» **Direction a**:
In the text on legacy admissions, who must have attended the school for an applicant to count as a legacy at most institutions?

» **Text provided**:
►

The Legacy Advantage: What the Data Actually Shows

Nobody in admissions likes talking about legacy. Schools don't put it in their brochures. Admissions officers get uncomfortable when you bring it up at information sessions. And most students either don't know it exists or assume it's a relic of the past that doesn't really matter anymore. It matters. The data is clear, it's recent, and it's bigger than you think.

The Reality

Legacy means your parent attended the school you're applying to. At most institutions, it's specifically a parent -- not a grandparent, not a sibling, not a cousin. Some schools extend consideration to grandparents or siblings, but the primary legacy category, the one that carries real weight, is a parent who holds a degree from the institution. Usually an undergraduate degree, though some schools count graduate degrees as well.

◄

» **Record extracts**:
►

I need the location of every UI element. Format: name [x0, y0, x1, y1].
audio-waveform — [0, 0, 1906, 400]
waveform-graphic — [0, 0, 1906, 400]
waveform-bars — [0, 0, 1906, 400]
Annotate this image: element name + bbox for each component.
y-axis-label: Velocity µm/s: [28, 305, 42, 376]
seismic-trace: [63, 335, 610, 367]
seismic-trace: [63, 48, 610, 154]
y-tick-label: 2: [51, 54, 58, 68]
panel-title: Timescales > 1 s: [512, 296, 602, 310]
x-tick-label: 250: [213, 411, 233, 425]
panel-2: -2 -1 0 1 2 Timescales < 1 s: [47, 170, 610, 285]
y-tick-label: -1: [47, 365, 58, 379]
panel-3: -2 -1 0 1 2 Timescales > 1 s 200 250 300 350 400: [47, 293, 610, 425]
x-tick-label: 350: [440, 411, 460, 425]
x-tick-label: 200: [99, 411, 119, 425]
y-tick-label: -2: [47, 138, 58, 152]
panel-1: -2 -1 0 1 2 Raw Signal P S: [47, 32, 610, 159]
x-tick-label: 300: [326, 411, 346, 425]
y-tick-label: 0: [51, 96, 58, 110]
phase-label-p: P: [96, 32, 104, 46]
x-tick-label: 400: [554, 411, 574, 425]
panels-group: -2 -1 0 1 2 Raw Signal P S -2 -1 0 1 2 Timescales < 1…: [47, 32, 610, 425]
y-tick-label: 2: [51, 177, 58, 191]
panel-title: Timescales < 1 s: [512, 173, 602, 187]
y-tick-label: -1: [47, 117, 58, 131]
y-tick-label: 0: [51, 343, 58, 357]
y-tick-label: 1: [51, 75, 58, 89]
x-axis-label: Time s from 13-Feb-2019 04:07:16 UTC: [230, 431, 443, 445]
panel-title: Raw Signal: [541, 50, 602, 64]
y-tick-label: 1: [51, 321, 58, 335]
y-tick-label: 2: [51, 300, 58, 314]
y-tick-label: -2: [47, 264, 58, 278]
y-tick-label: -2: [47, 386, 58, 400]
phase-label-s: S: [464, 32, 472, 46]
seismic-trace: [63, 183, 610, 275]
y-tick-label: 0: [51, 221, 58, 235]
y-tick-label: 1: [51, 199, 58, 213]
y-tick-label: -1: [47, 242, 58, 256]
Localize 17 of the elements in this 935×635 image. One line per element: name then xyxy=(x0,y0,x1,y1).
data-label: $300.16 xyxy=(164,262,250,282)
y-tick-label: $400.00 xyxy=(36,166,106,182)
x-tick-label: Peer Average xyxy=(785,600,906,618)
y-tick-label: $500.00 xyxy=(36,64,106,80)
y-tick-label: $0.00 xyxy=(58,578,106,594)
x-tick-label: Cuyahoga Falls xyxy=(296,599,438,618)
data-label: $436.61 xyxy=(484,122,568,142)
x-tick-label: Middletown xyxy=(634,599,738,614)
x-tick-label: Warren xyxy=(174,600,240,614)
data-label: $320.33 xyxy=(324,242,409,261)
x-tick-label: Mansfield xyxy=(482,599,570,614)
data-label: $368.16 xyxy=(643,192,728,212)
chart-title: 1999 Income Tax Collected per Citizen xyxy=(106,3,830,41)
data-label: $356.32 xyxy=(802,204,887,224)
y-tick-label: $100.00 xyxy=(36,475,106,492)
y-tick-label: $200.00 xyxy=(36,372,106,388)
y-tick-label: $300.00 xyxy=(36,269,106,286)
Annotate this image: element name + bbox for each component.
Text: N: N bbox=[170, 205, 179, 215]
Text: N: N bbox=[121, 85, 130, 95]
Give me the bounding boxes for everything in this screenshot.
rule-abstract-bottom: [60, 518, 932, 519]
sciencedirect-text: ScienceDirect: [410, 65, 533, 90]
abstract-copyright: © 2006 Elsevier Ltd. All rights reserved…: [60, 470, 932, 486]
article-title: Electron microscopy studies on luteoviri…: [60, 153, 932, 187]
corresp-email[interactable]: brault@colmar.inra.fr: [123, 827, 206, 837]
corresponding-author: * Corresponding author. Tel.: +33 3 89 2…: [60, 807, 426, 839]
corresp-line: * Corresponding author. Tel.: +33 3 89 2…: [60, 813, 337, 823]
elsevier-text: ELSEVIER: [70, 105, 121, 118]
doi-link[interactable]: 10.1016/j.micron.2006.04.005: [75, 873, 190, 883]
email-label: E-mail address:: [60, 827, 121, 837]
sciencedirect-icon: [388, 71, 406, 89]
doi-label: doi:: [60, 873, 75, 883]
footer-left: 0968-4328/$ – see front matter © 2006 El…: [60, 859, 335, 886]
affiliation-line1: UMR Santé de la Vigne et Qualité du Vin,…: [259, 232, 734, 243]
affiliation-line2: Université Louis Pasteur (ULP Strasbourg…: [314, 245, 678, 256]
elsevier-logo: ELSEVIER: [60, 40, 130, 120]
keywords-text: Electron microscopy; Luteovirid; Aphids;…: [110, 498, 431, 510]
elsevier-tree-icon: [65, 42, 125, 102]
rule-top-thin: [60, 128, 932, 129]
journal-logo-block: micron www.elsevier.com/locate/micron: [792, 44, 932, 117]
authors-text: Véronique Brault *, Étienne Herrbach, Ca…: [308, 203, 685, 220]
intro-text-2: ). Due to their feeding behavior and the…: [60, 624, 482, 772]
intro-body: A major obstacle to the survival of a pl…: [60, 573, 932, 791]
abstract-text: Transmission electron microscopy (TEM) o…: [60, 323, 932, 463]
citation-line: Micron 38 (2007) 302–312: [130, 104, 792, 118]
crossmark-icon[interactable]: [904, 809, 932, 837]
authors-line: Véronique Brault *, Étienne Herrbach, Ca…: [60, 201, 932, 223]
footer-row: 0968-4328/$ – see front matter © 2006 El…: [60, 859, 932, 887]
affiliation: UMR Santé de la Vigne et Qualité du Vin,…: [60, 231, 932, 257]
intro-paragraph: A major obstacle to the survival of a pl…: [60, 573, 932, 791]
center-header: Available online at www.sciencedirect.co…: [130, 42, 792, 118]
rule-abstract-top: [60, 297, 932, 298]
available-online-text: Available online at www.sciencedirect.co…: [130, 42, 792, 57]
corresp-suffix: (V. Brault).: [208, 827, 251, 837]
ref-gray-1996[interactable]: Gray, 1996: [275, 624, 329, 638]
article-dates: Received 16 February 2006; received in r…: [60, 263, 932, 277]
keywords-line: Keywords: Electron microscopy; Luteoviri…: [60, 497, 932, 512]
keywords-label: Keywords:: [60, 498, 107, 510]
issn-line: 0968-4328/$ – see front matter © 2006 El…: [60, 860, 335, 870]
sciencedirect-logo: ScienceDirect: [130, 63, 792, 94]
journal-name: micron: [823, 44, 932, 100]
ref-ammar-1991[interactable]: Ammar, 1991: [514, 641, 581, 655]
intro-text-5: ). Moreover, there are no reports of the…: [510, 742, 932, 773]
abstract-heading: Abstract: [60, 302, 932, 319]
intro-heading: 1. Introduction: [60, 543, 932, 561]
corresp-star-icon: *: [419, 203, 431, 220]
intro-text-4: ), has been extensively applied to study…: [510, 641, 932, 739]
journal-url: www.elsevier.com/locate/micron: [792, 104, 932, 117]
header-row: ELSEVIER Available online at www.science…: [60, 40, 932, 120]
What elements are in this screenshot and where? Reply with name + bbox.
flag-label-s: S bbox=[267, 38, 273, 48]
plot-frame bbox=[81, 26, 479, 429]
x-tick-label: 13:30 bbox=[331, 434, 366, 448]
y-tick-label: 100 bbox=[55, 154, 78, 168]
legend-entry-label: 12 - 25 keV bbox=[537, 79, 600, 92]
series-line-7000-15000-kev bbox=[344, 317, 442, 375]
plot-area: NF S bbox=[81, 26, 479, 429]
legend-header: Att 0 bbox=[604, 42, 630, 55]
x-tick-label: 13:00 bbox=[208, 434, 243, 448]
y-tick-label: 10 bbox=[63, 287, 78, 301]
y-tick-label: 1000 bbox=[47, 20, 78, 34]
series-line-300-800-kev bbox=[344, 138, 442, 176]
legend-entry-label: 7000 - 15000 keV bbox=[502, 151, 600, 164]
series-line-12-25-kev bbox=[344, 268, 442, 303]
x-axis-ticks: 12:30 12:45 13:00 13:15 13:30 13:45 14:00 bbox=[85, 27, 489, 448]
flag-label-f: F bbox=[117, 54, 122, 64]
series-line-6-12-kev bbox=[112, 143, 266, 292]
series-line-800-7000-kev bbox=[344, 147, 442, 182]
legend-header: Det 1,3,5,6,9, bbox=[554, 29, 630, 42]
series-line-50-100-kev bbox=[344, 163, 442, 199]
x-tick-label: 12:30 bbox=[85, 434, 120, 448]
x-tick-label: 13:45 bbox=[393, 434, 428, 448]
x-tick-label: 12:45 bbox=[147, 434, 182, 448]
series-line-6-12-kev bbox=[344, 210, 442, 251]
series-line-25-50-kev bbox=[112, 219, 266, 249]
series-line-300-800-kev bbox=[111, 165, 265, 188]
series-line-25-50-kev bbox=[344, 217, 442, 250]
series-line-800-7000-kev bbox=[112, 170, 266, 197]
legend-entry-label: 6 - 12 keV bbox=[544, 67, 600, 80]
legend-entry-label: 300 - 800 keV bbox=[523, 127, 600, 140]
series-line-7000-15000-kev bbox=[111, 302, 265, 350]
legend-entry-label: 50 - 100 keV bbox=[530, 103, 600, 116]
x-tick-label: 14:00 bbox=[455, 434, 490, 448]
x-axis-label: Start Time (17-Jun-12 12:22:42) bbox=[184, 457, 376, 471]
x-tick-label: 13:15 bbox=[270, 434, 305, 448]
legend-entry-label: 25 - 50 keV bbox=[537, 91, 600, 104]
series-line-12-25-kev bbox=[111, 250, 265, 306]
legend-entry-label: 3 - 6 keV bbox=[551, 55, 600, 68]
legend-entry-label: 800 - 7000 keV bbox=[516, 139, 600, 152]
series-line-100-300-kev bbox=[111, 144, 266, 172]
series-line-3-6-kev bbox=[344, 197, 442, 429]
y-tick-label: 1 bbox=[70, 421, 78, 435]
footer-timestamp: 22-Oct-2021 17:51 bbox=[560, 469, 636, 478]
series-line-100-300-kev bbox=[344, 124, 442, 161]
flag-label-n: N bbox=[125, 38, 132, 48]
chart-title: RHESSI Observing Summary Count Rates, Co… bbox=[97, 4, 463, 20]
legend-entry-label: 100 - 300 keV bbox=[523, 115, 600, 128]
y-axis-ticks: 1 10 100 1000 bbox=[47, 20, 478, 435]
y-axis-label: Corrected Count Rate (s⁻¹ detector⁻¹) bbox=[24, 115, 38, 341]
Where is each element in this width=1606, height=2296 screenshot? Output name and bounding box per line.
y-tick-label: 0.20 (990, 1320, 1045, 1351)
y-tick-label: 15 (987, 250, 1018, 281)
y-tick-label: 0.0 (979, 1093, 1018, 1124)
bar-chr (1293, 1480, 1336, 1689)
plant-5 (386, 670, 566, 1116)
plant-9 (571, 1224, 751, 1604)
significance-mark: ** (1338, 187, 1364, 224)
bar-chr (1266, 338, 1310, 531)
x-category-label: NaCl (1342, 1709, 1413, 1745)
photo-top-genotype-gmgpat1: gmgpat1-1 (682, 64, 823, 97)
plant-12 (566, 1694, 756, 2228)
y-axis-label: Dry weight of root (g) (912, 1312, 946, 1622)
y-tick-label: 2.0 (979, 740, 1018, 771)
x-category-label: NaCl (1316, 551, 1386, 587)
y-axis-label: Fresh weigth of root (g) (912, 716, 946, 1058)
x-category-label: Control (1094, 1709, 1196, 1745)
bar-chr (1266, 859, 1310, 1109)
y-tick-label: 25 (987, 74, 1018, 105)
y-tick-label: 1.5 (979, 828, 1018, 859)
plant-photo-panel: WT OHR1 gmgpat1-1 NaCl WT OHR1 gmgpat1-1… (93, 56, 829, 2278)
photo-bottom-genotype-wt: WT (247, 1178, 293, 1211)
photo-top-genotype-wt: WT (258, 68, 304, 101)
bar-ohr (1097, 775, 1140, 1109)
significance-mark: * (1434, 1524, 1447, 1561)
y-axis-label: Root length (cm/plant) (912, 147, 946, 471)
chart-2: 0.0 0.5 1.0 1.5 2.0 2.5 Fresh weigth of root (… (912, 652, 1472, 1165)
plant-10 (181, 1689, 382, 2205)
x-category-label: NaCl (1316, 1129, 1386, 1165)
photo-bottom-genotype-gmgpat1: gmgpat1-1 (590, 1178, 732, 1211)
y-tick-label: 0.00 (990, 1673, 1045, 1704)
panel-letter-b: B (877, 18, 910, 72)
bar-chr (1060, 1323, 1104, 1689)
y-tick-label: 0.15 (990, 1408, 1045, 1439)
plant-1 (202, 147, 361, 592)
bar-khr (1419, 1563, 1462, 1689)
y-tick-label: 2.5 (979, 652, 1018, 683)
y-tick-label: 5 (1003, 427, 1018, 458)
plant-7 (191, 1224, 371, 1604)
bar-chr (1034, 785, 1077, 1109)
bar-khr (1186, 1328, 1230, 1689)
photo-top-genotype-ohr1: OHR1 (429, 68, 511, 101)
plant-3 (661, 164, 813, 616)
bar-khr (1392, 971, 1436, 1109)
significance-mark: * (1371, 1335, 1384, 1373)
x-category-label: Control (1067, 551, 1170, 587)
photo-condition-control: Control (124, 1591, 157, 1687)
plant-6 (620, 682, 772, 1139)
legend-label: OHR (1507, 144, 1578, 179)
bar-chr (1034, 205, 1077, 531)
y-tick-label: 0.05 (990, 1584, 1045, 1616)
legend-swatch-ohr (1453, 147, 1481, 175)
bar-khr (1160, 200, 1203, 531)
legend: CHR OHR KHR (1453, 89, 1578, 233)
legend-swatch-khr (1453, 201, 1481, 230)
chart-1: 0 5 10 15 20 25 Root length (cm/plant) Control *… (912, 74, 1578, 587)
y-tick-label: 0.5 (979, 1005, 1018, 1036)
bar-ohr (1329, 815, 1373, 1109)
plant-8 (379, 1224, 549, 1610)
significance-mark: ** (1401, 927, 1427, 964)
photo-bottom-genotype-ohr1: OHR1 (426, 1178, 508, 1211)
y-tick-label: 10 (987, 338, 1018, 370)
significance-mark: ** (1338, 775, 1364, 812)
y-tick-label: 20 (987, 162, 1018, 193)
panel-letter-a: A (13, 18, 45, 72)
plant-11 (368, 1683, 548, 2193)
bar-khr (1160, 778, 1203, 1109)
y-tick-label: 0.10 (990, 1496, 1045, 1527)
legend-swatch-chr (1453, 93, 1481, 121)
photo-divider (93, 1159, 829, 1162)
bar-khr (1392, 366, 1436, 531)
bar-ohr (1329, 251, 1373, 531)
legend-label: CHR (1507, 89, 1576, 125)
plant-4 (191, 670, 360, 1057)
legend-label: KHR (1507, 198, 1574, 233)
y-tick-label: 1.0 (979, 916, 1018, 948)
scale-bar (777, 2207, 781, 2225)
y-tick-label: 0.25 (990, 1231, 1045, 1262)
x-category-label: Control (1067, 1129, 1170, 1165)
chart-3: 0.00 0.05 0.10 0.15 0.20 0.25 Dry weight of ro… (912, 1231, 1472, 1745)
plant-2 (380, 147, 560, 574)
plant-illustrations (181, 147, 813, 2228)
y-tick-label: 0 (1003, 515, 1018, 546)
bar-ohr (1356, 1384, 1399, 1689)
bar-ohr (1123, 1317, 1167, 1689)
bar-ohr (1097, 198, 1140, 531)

◄

» **Direction b**:
Please write out the rows verbatim, starting with the first row and going on through the line that contains "panel-2: -2 -1".

» **Exercise response a**:
A parent.

» **Exercise response b**:
I need the location of every UI element. Format: name [x0, y0, x1, y1].
audio-waveform — [0, 0, 1906, 400]
waveform-graphic — [0, 0, 1906, 400]
waveform-bars — [0, 0, 1906, 400]
Annotate this image: element name + bbox for each component.
y-axis-label: Velocity µm/s: [28, 305, 42, 376]
seismic-trace: [63, 335, 610, 367]
seismic-trace: [63, 48, 610, 154]
y-tick-label: 2: [51, 54, 58, 68]
panel-title: Timescales > 1 s: [512, 296, 602, 310]
x-tick-label: 250: [213, 411, 233, 425]
panel-2: -2 -1 0 1 2 Timescales < 1 s: [47, 170, 610, 285]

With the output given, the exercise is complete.